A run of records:

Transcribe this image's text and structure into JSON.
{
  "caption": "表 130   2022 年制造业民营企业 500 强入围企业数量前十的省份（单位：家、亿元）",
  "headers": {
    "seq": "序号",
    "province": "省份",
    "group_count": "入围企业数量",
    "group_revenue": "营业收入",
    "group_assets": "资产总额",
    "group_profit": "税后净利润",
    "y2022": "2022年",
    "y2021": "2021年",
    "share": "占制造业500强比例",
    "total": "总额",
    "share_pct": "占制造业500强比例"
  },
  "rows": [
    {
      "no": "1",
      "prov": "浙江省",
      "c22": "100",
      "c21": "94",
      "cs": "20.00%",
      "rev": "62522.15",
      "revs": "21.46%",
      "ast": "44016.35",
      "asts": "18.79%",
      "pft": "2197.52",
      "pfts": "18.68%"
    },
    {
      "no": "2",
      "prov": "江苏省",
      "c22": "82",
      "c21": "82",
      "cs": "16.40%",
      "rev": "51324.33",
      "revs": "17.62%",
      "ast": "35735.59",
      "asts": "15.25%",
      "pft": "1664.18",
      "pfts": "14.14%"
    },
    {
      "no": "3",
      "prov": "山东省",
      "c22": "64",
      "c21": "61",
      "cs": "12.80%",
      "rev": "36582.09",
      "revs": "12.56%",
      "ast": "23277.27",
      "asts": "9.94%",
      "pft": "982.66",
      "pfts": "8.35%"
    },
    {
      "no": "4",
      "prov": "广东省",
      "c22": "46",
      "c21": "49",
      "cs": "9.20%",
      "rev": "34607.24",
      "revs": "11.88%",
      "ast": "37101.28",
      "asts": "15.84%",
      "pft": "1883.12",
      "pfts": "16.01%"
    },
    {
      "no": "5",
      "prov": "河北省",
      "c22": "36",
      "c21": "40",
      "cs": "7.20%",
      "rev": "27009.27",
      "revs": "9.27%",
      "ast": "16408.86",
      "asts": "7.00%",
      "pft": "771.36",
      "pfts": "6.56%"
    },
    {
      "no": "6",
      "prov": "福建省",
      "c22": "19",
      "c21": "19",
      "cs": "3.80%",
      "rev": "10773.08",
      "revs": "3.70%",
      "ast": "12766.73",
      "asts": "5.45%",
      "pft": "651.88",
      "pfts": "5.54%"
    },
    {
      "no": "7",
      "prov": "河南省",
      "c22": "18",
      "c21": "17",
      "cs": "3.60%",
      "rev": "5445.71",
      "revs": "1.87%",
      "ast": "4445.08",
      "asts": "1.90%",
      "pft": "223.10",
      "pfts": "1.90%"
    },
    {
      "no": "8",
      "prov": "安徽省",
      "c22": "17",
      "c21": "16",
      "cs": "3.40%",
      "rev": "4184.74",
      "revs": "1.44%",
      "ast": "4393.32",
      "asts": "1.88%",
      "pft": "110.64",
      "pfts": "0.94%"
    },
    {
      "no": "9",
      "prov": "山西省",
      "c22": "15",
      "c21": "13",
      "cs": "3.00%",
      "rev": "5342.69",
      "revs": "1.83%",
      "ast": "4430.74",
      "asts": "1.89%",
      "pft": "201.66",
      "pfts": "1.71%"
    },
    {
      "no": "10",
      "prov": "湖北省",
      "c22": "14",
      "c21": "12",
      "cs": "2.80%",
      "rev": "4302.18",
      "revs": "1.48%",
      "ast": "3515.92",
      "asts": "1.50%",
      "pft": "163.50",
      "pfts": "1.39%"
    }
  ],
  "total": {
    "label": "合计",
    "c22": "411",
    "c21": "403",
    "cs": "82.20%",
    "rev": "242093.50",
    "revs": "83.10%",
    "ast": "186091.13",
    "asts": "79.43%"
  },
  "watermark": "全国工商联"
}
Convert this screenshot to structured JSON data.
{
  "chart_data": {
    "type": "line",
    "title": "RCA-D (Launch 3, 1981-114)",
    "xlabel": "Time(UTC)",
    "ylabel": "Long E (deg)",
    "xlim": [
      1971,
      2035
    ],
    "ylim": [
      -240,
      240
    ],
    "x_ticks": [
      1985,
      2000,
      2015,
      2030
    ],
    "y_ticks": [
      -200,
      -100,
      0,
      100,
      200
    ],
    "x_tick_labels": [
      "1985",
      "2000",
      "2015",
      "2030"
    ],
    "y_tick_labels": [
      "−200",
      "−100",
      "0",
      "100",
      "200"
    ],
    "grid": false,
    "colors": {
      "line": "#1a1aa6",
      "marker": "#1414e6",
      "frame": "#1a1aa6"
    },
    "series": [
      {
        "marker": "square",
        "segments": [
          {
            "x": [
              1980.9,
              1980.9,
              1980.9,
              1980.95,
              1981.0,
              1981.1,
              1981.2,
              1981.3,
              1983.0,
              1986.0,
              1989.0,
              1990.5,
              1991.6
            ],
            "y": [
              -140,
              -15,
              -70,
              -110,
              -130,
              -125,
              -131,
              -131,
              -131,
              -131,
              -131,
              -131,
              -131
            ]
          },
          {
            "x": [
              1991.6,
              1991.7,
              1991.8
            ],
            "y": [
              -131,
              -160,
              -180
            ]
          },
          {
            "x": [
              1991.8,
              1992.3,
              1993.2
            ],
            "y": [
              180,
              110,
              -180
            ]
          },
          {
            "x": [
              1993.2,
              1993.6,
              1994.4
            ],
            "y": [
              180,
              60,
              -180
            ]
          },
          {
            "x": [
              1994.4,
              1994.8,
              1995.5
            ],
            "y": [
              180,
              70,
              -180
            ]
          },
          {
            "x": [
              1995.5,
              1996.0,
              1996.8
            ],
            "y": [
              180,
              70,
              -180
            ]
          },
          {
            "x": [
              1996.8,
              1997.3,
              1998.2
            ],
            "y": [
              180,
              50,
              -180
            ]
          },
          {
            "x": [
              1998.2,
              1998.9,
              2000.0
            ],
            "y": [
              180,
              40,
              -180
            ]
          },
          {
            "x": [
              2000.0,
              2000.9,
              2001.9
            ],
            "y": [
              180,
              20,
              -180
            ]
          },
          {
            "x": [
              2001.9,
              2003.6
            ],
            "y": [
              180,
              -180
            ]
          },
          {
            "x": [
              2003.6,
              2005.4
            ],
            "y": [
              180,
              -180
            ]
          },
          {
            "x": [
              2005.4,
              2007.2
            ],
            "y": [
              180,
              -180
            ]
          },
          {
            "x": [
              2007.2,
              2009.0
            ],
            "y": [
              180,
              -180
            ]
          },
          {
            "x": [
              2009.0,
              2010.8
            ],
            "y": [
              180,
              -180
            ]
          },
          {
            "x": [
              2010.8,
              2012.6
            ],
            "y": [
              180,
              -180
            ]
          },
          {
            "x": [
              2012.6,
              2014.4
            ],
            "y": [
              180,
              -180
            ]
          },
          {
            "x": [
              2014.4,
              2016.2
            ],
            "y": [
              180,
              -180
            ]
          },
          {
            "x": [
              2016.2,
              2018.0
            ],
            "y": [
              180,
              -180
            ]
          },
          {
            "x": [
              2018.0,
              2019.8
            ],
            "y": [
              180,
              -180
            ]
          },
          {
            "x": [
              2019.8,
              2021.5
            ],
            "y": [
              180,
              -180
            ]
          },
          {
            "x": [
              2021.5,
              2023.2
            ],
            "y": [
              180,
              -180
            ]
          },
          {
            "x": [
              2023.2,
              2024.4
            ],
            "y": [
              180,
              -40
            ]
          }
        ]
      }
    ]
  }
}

## Requirement
Retype the entries one by one, exactly.

## Answer to the problem
Transcribe this image's text and structure into JSON.
{
  "caption": "表 130   2022 年制造业民营企业 500 强入围企业数量前十的省份（单位：家、亿元）",
  "headers": {
    "seq": "序号",
    "province": "省份",
    "group_count": "入围企业数量",
    "group_revenue": "营业收入",
    "group_assets": "资产总额",
    "group_profit": "税后净利润",
    "y2022": "2022年",
    "y2021": "2021年",
    "share": "占制造业500强比例",
    "total": "总额",
    "share_pct": "占制造业500强比例"
  },
  "rows": [
    {
      "no": "1",
      "prov": "浙江省",
      "c22": "100",
      "c21": "94",
      "cs": "20.00%",
      "rev": "62522.15",
      "revs": "21.46%",
      "ast": "44016.35",
      "asts": "18.79%",
      "pft": "2197.52",
      "pfts": "18.68%"
    },
    {
      "no": "2",
      "prov": "江苏省",
      "c22": "82",
      "c21": "82",
      "cs": "16.40%",
      "rev": "51324.33",
      "revs": "17.62%",
      "ast": "35735.59",
      "asts": "15.25%",
      "pft": "1664.18",
      "pfts": "14.14%"
    },
    {
      "no": "3",
      "prov": "山东省",
      "c22": "64",
      "c21": "61",
      "cs": "12.80%",
      "rev": "36582.09",
      "revs": "12.56%",
      "ast": "23277.27",
      "asts": "9.94%",
      "pft": "982.66",
      "pfts": "8.35%"
    },
    {
      "no": "4",
      "prov": "广东省",
      "c22": "46",
      "c21": "49",
      "cs": "9.20%",
      "rev": "34607.24",
      "revs": "11.88%",
      "ast": "37101.28",
      "asts": "15.84%",
      "pft": "1883.12",
      "pfts": "16.01%"
    },
    {
      "no": "5",
      "prov": "河北省",
      "c22": "36",
      "c21": "40",
      "cs": "7.20%",
      "rev": "27009.27",
      "revs": "9.27%",
      "ast": "16408.86",
      "asts": "7.00%",
      "pft": "771.36",
      "pfts": "6.56%"
    },
    {
      "no": "6",
      "prov": "福建省",
      "c22": "19",
      "c21": "19",
      "cs": "3.80%",
      "rev": "10773.08",
      "revs": "3.70%",
      "ast": "12766.73",
      "asts": "5.45%",
      "pft": "651.88",
      "pfts": "5.54%"
    },
    {
      "no": "7",
      "prov": "河南省",
      "c22": "18",
      "c21": "17",
      "cs": "3.60%",
      "rev": "5445.71",
      "revs": "1.87%",
      "ast": "4445.08",
      "asts": "1.90%",
      "pft": "223.10",
      "pfts": "1.90%"
    },
    {
      "no": "8",
      "prov": "安徽省",
      "c22": "17",
      "c21": "16",
      "cs": "3.40%",
      "rev": "4184.74",
      "revs": "1.44%",
      "ast": "4393.32",
      "asts": "1.88%",
      "pft": "110.64",
      "pfts": "0.94%"
    },
    {
      "no": "9",
      "prov": "山西省",
      "c22": "15",
      "c21": "13",
      "cs": "3.00%",
      "rev": "5342.69",
      "revs": "1.83%",
      "ast": "4430.74",
      "asts": "1.89%",
      "pft": "201.66",
      "pfts": "1.71%"
    },
    {
      "no": "10",
      "prov": "湖北省",
      "c22": "14",
      "c21": "12",
      "cs": "2.80%",
      "rev": "4302.18",
      "revs": "1.48%",
      "ast": "3515.92",
      "asts": "1.50%",
      "pft": "163.50",
      "pfts": "1.39%"
    }
  ],
  "total": {
    "label": "合计",
    "c22": "411",
    "c21": "403",
    "cs": "82.20%",
    "rev": "242093.50",
    "revs": "83.10%",
    "ast": "186091.13",
    "asts": "79.43%"
  },
  "watermark": "全国工商联"
}
Convert this screenshot to structured JSON data.
{
  "chart_data": {
    "type": "line",
    "title": "RCA-D (Launch 3, 1981-114)",
    "xlabel": "Time(UTC)",
    "ylabel": "Long E (deg)",
    "xlim": [
      1971,
      2035
    ],
    "ylim": [
      -240,
      240
    ],
    "x_ticks": [
      1985,
      2000,
      2015,
      2030
    ],
    "y_ticks": [
      -200,
      -100,
      0,
      100,
      200
    ],
    "x_tick_labels": [
      "1985",
      "2000",
      "2015",
      "2030"
    ],
    "y_tick_labels": [
      "−200",
      "−100",
      "0",
      "100",
      "200"
    ],
    "grid": false,
    "colors": {
      "line": "#1a1aa6",
      "marker": "#1414e6",
      "frame": "#1a1aa6"
    },
    "series": [
      {
        "marker": "square",
        "segments": [
          {
            "x": [
              1980.9,
              1980.9,
              1980.9,
              1980.95,
              1981.0,
              1981.1,
              1981.2,
              1981.3,
              1983.0,
              1986.0,
              1989.0,
              1990.5,
              1991.6
            ],
            "y": [
              -140,
              -15,
              -70,
              -110,
              -130,
              -125,
              -131,
              -131,
              -131,
              -131,
              -131,
              -131,
              -131
            ]
          },
          {
            "x": [
              1991.6,
              1991.7,
              1991.8
            ],
            "y": [
              -131,
              -160,
              -180
            ]
          },
          {
            "x": [
              1991.8,
              1992.3,
              1993.2
            ],
            "y": [
              180,
              110,
              -180
            ]
          },
          {
            "x": [
              1993.2,
              1993.6,
              1994.4
            ],
            "y": [
              180,
              60,
              -180
            ]
          },
          {
            "x": [
              1994.4,
              1994.8,
              1995.5
            ],
            "y": [
              180,
              70,
              -180
            ]
          },
          {
            "x": [
              1995.5,
              1996.0,
              1996.8
            ],
            "y": [
              180,
              70,
              -180
            ]
          },
          {
            "x": [
              1996.8,
              1997.3,
              1998.2
            ],
            "y": [
              180,
              50,
              -180
            ]
          },
          {
            "x": [
              1998.2,
              1998.9,
              2000.0
            ],
            "y": [
              180,
              40,
              -180
            ]
          },
          {
            "x": [
              2000.0,
              2000.9,
              2001.9
            ],
            "y": [
              180,
              20,
              -180
            ]
          },
          {
            "x": [
              2001.9,
              2003.6
            ],
            "y": [
              180,
              -180
            ]
          },
          {
            "x": [
              2003.6,
              2005.4
            ],
            "y": [
              180,
              -180
            ]
          },
          {
            "x": [
              2005.4,
              2007.2
            ],
            "y": [
              180,
              -180
            ]
          },
          {
            "x": [
              2007.2,
              2009.0
            ],
            "y": [
              180,
              -180
            ]
          },
          {
            "x": [
              2009.0,
              2010.8
            ],
            "y": [
              180,
              -180
            ]
          },
          {
            "x": [
              2010.8,
              2012.6
            ],
            "y": [
              180,
              -180
            ]
          },
          {
            "x": [
              2012.6,
              2014.4
            ],
            "y": [
              180,
              -180
            ]
          },
          {
            "x": [
              2014.4,
              2016.2
            ],
            "y": [
              180,
              -180
            ]
          },
          {
            "x": [
              2016.2,
              2018.0
            ],
            "y": [
              180,
              -180
            ]
          },
          {
            "x": [
              2018.0,
              2019.8
            ],
            "y": [
              180,
              -180
            ]
          },
          {
            "x": [
              2019.8,
              2021.5
            ],
            "y": [
              180,
              -180
            ]
          },
          {
            "x": [
              2021.5,
              2023.2
            ],
            "y": [
              180,
              -180
            ]
          },
          {
            "x": [
              2023.2,
              2024.4
            ],
            "y": [
              180,
              -40
            ]
          }
        ]
      }
    ]
  }
}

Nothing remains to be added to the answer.